━━━━━ INFORMATION PROVIDED

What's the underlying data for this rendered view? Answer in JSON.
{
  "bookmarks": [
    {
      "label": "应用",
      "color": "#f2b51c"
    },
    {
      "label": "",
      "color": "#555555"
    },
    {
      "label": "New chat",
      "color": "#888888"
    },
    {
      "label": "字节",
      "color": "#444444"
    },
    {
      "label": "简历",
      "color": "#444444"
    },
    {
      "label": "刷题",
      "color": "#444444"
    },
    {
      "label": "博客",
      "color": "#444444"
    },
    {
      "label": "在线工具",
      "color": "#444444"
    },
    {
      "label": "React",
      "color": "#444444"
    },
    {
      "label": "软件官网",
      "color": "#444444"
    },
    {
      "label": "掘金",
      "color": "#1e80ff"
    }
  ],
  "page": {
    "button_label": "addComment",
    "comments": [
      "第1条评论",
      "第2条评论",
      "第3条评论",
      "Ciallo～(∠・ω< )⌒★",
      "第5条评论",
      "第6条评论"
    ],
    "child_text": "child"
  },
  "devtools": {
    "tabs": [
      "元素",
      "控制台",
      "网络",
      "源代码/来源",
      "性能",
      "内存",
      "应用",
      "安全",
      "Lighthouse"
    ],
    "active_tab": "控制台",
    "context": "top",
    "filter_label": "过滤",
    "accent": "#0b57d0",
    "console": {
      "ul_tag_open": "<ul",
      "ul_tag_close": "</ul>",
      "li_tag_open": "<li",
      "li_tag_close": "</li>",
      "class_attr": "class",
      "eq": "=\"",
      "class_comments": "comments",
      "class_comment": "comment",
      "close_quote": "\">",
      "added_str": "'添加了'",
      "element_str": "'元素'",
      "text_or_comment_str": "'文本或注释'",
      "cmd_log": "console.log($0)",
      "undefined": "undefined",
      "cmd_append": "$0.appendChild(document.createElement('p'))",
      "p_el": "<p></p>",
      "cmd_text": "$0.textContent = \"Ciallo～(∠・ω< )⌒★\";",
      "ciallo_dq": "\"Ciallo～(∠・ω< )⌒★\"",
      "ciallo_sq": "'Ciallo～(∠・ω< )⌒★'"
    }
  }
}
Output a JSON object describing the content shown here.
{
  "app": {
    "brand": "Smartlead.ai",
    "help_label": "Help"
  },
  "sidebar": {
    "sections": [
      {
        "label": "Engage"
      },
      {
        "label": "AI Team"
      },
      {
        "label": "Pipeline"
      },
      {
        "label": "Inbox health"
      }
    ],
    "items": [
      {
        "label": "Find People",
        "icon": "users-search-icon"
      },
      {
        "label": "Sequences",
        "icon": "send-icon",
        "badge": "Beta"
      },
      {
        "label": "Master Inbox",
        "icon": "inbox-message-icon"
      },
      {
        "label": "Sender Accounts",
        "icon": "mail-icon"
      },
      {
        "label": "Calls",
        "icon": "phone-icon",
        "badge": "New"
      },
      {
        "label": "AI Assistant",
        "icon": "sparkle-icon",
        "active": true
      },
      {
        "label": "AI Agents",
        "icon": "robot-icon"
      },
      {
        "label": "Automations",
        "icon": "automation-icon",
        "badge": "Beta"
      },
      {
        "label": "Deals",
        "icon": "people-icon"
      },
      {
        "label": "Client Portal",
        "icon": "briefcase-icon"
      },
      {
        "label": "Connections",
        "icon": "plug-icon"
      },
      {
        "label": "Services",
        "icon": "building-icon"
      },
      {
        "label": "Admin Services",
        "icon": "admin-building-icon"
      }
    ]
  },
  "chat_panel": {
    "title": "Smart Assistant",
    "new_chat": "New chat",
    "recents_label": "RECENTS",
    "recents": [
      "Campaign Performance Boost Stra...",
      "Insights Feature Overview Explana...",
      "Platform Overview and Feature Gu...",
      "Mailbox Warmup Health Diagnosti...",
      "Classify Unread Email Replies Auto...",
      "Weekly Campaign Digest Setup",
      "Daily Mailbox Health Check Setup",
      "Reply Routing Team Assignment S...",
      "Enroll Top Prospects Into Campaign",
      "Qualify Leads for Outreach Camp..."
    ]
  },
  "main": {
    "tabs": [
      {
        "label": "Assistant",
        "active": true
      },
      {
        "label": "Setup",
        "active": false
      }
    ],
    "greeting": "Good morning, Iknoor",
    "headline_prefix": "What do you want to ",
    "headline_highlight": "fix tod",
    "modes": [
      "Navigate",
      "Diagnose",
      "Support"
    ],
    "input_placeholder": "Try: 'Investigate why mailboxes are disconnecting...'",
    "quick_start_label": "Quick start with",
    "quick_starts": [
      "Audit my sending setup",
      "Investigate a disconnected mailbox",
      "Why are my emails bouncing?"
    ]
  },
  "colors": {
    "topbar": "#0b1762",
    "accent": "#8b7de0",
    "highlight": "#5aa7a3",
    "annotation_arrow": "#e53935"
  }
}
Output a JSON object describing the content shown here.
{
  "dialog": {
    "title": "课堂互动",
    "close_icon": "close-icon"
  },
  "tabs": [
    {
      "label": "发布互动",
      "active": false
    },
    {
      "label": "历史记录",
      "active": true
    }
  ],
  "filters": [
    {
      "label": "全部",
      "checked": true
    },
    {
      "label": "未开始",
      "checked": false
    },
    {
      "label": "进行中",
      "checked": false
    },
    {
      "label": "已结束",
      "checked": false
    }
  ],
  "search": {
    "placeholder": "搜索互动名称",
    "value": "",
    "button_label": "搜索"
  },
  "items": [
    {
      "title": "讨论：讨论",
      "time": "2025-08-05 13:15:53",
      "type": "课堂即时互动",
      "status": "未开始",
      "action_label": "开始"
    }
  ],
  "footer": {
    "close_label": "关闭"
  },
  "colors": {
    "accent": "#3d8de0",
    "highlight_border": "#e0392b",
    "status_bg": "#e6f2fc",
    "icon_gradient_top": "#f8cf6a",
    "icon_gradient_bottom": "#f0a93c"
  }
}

━━━━━━━━━━

## TASK
Reproduce each record exactly, leaving nothing out.

## SOLUTION
What's the underlying data for this rendered view? Answer in JSON.
{
  "bookmarks": [
    {
      "label": "应用",
      "color": "#f2b51c"
    },
    {
      "label": "",
      "color": "#555555"
    },
    {
      "label": "New chat",
      "color": "#888888"
    },
    {
      "label": "字节",
      "color": "#444444"
    },
    {
      "label": "简历",
      "color": "#444444"
    },
    {
      "label": "刷题",
      "color": "#444444"
    },
    {
      "label": "博客",
      "color": "#444444"
    },
    {
      "label": "在线工具",
      "color": "#444444"
    },
    {
      "label": "React",
      "color": "#444444"
    },
    {
      "label": "软件官网",
      "color": "#444444"
    },
    {
      "label": "掘金",
      "color": "#1e80ff"
    }
  ],
  "page": {
    "button_label": "addComment",
    "comments": [
      "第1条评论",
      "第2条评论",
      "第3条评论",
      "Ciallo～(∠・ω< )⌒★",
      "第5条评论",
      "第6条评论"
    ],
    "child_text": "child"
  },
  "devtools": {
    "tabs": [
      "元素",
      "控制台",
      "网络",
      "源代码/来源",
      "性能",
      "内存",
      "应用",
      "安全",
      "Lighthouse"
    ],
    "active_tab": "控制台",
    "context": "top",
    "filter_label": "过滤",
    "accent": "#0b57d0",
    "console": {
      "ul_tag_open": "<ul",
      "ul_tag_close": "</ul>",
      "li_tag_open": "<li",
      "li_tag_close": "</li>",
      "class_attr": "class",
      "eq": "=\"",
      "class_comments": "comments",
      "class_comment": "comment",
      "close_quote": "\">",
      "added_str": "'添加了'",
      "element_str": "'元素'",
      "text_or_comment_str": "'文本或注释'",
      "cmd_log": "console.log($0)",
      "undefined": "undefined",
      "cmd_append": "$0.appendChild(document.createElement('p'))",
      "p_el": "<p></p>",
      "cmd_text": "$0.textContent = \"Ciallo～(∠・ω< )⌒★\";",
      "ciallo_dq": "\"Ciallo～(∠・ω< )⌒★\"",
      "ciallo_sq": "'Ciallo～(∠・ω< )⌒★'"
    }
  }
}
Output a JSON object describing the content shown here.
{
  "app": {
    "brand": "Smartlead.ai",
    "help_label": "Help"
  },
  "sidebar": {
    "sections": [
      {
        "label": "Engage"
      },
      {
        "label": "AI Team"
      },
      {
        "label": "Pipeline"
      },
      {
        "label": "Inbox health"
      }
    ],
    "items": [
      {
        "label": "Find People",
        "icon": "users-search-icon"
      },
      {
        "label": "Sequences",
        "icon": "send-icon",
        "badge": "Beta"
      },
      {
        "label": "Master Inbox",
        "icon": "inbox-message-icon"
      },
      {
        "label": "Sender Accounts",
        "icon": "mail-icon"
      },
      {
        "label": "Calls",
        "icon": "phone-icon",
        "badge": "New"
      },
      {
        "label": "AI Assistant",
        "icon": "sparkle-icon",
        "active": true
      },
      {
        "label": "AI Agents",
        "icon": "robot-icon"
      },
      {
        "label": "Automations",
        "icon": "automation-icon",
        "badge": "Beta"
      },
      {
        "label": "Deals",
        "icon": "people-icon"
      },
      {
        "label": "Client Portal",
        "icon": "briefcase-icon"
      },
      {
        "label": "Connections",
        "icon": "plug-icon"
      },
      {
        "label": "Services",
        "icon": "building-icon"
      },
      {
        "label": "Admin Services",
        "icon": "admin-building-icon"
      }
    ]
  },
  "chat_panel": {
    "title": "Smart Assistant",
    "new_chat": "New chat",
    "recents_label": "RECENTS",
    "recents": [
      "Campaign Performance Boost Stra...",
      "Insights Feature Overview Explana...",
      "Platform Overview and Feature Gu...",
      "Mailbox Warmup Health Diagnosti...",
      "Classify Unread Email Replies Auto...",
      "Weekly Campaign Digest Setup",
      "Daily Mailbox Health Check Setup",
      "Reply Routing Team Assignment S...",
      "Enroll Top Prospects Into Campaign",
      "Qualify Leads for Outreach Camp..."
    ]
  },
  "main": {
    "tabs": [
      {
        "label": "Assistant",
        "active": true
      },
      {
        "label": "Setup",
        "active": false
      }
    ],
    "greeting": "Good morning, Iknoor",
    "headline_prefix": "What do you want to ",
    "headline_highlight": "fix tod",
    "modes": [
      "Navigate",
      "Diagnose",
      "Support"
    ],
    "input_placeholder": "Try: 'Investigate why mailboxes are disconnecting...'",
    "quick_start_label": "Quick start with",
    "quick_starts": [
      "Audit my sending setup",
      "Investigate a disconnected mailbox",
      "Why are my emails bouncing?"
    ]
  },
  "colors": {
    "topbar": "#0b1762",
    "accent": "#8b7de0",
    "highlight": "#5aa7a3",
    "annotation_arrow": "#e53935"
  }
}
Output a JSON object describing the content shown here.
{
  "dialog": {
    "title": "课堂互动",
    "close_icon": "close-icon"
  },
  "tabs": [
    {
      "label": "发布互动",
      "active": false
    },
    {
      "label": "历史记录",
      "active": true
    }
  ],
  "filters": [
    {
      "label": "全部",
      "checked": true
    },
    {
      "label": "未开始",
      "checked": false
    },
    {
      "label": "进行中",
      "checked": false
    },
    {
      "label": "已结束",
      "checked": false
    }
  ],
  "search": {
    "placeholder": "搜索互动名称",
    "value": "",
    "button_label": "搜索"
  },
  "items": [
    {
      "title": "讨论：讨论",
      "time": "2025-08-05 13:15:53",
      "type": "课堂即时互动",
      "status": "未开始",
      "action_label": "开始"
    }
  ],
  "footer": {
    "close_label": "关闭"
  },
  "colors": {
    "accent": "#3d8de0",
    "highlight_border": "#e0392b",
    "status_bg": "#e6f2fc",
    "icon_gradient_top": "#f8cf6a",
    "icon_gradient_bottom": "#f0a93c"
  }
}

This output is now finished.